-- begin --

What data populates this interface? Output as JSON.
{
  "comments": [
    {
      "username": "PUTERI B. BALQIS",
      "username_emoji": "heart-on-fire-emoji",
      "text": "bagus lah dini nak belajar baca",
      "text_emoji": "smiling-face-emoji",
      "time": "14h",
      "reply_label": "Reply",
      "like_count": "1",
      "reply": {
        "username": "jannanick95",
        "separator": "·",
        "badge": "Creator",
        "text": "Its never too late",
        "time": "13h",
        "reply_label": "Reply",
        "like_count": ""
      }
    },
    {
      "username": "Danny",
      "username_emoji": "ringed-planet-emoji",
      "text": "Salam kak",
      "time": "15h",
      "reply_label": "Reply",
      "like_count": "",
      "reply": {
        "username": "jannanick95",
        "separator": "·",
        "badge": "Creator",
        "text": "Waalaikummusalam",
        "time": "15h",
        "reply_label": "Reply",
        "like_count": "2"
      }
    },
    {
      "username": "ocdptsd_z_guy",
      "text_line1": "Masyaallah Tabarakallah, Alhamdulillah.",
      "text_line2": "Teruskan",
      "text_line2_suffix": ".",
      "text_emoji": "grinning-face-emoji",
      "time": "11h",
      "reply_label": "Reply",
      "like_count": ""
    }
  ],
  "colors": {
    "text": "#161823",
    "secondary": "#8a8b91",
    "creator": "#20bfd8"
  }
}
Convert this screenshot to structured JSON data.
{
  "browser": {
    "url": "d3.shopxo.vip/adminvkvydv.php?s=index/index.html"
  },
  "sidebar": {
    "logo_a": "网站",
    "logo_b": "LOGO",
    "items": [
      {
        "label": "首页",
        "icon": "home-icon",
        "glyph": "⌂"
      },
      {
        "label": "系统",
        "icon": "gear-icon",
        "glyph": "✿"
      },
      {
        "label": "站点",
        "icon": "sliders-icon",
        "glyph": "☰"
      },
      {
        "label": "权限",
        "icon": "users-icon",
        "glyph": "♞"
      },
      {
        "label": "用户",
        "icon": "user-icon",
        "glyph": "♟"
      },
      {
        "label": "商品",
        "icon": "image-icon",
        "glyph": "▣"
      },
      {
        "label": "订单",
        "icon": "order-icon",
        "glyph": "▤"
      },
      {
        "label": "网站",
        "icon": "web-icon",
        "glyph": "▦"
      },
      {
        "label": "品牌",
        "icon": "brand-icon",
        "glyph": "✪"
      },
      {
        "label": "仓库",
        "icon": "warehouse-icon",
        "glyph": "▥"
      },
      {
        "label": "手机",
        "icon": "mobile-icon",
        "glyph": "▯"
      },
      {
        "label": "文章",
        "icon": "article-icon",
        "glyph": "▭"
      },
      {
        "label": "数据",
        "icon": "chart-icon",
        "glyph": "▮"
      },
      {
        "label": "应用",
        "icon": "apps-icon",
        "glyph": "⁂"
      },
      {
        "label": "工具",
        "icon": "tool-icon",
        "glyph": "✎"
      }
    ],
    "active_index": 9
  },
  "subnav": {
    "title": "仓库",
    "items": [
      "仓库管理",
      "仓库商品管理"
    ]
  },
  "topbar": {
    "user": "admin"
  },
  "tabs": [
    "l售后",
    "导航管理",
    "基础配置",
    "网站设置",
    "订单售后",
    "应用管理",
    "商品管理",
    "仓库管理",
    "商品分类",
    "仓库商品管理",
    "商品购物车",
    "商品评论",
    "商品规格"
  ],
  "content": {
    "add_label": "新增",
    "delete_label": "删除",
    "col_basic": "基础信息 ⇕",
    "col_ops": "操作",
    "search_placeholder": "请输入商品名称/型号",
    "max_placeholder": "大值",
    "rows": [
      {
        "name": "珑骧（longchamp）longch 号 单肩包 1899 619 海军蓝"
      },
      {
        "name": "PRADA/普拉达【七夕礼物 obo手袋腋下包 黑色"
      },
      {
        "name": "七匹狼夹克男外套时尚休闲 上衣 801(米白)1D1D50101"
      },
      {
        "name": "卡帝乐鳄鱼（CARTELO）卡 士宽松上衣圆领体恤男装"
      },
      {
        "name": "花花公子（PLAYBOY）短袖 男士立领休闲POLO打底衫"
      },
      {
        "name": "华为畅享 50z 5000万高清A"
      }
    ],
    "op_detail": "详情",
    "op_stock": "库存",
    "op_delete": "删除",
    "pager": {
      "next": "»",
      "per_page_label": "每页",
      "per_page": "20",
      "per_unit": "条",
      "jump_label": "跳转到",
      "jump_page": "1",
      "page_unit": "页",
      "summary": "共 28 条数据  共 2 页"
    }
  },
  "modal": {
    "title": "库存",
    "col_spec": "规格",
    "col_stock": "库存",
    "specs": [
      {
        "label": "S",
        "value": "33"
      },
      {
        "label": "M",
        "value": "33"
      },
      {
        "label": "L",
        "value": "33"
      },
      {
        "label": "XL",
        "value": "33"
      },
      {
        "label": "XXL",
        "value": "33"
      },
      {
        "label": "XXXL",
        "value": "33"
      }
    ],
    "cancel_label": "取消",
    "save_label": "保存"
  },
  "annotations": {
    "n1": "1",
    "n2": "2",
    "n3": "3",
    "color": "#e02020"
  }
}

-- end --

• **INSTRUCTION**:
Copy every line verbatim.

• **EXERCISE RESPONSE**:
What data populates this interface? Output as JSON.
{
  "comments": [
    {
      "username": "PUTERI B. BALQIS",
      "username_emoji": "heart-on-fire-emoji",
      "text": "bagus lah dini nak belajar baca",
      "text_emoji": "smiling-face-emoji",
      "time": "14h",
      "reply_label": "Reply",
      "like_count": "1",
      "reply": {
        "username": "jannanick95",
        "separator": "·",
        "badge": "Creator",
        "text": "Its never too late",
        "time": "13h",
        "reply_label": "Reply",
        "like_count": ""
      }
    },
    {
      "username": "Danny",
      "username_emoji": "ringed-planet-emoji",
      "text": "Salam kak",
      "time": "15h",
      "reply_label": "Reply",
      "like_count": "",
      "reply": {
        "username": "jannanick95",
        "separator": "·",
        "badge": "Creator",
        "text": "Waalaikummusalam",
        "time": "15h",
        "reply_label": "Reply",
        "like_count": "2"
      }
    },
    {
      "username": "ocdptsd_z_guy",
      "text_line1": "Masyaallah Tabarakallah, Alhamdulillah.",
      "text_line2": "Teruskan",
      "text_line2_suffix": ".",
      "text_emoji": "grinning-face-emoji",
      "time": "11h",
      "reply_label": "Reply",
      "like_count": ""
    }
  ],
  "colors": {
    "text": "#161823",
    "secondary": "#8a8b91",
    "creator": "#20bfd8"
  }
}
Convert this screenshot to structured JSON data.
{
  "browser": {
    "url": "d3.shopxo.vip/adminvkvydv.php?s=index/index.html"
  },
  "sidebar": {
    "logo_a": "网站",
    "logo_b": "LOGO",
    "items": [
      {
        "label": "首页",
        "icon": "home-icon",
        "glyph": "⌂"
      },
      {
        "label": "系统",
        "icon": "gear-icon",
        "glyph": "✿"
      },
      {
        "label": "站点",
        "icon": "sliders-icon",
        "glyph": "☰"
      },
      {
        "label": "权限",
        "icon": "users-icon",
        "glyph": "♞"
      },
      {
        "label": "用户",
        "icon": "user-icon",
        "glyph": "♟"
      },
      {
        "label": "商品",
        "icon": "image-icon",
        "glyph": "▣"
      },
      {
        "label": "订单",
        "icon": "order-icon",
        "glyph": "▤"
      },
      {
        "label": "网站",
        "icon": "web-icon",
        "glyph": "▦"
      },
      {
        "label": "品牌",
        "icon": "brand-icon",
        "glyph": "✪"
      },
      {
        "label": "仓库",
        "icon": "warehouse-icon",
        "glyph": "▥"
      },
      {
        "label": "手机",
        "icon": "mobile-icon",
        "glyph": "▯"
      },
      {
        "label": "文章",
        "icon": "article-icon",
        "glyph": "▭"
      },
      {
        "label": "数据",
        "icon": "chart-icon",
        "glyph": "▮"
      },
      {
        "label": "应用",
        "icon": "apps-icon",
        "glyph": "⁂"
      },
      {
        "label": "工具",
        "icon": "tool-icon",
        "glyph": "✎"
      }
    ],
    "active_index": 9
  },
  "subnav": {
    "title": "仓库",
    "items": [
      "仓库管理",
      "仓库商品管理"
    ]
  },
  "topbar": {
    "user": "admin"
  },
  "tabs": [
    "l售后",
    "导航管理",
    "基础配置",
    "网站设置",
    "订单售后",
    "应用管理",
    "商品管理",
    "仓库管理",
    "商品分类",
    "仓库商品管理",
    "商品购物车",
    "商品评论",
    "商品规格"
  ],
  "content": {
    "add_label": "新增",
    "delete_label": "删除",
    "col_basic": "基础信息 ⇕",
    "col_ops": "操作",
    "search_placeholder": "请输入商品名称/型号",
    "max_placeholder": "大值",
    "rows": [
      {
        "name": "珑骧（longchamp）longch 号 单肩包 1899 619 海军蓝"
      },
      {
        "name": "PRADA/普拉达【七夕礼物 obo手袋腋下包 黑色"
      },
      {
        "name": "七匹狼夹克男外套时尚休闲 上衣 801(米白)1D1D50101"
      },
      {
        "name": "卡帝乐鳄鱼（CARTELO）卡 士宽松上衣圆领体恤男装"
      },
      {
        "name": "花花公子（PLAYBOY）短袖 男士立领休闲POLO打底衫"
      },
      {
        "name": "华为畅享 50z 5000万高清A"
      }
    ],
    "op_detail": "详情",
    "op_stock": "库存",
    "op_delete": "删除",
    "pager": {
      "next": "»",
      "per_page_label": "每页",
      "per_page": "20",
      "per_unit": "条",
      "jump_label": "跳转到",
      "jump_page": "1",
      "page_unit": "页",
      "summary": "共 28 条数据  共 2 页"
    }
  },
  "modal": {
    "title": "库存",
    "col_spec": "规格",
    "col_stock": "库存",
    "specs": [
      {
        "label": "S",
        "value": "33"
      },
      {
        "label": "M",
        "value": "33"
      },
      {
        "label": "L",
        "value": "33"
      },
      {
        "label": "XL",
        "value": "33"
      },
      {
        "label": "XXL",
        "value": "33"
      },
      {
        "label": "XXXL",
        "value": "33"
      }
    ],
    "cancel_label": "取消",
    "save_label": "保存"
  },
  "annotations": {
    "n1": "1",
    "n2": "2",
    "n3": "3",
    "color": "#e02020"
  }
}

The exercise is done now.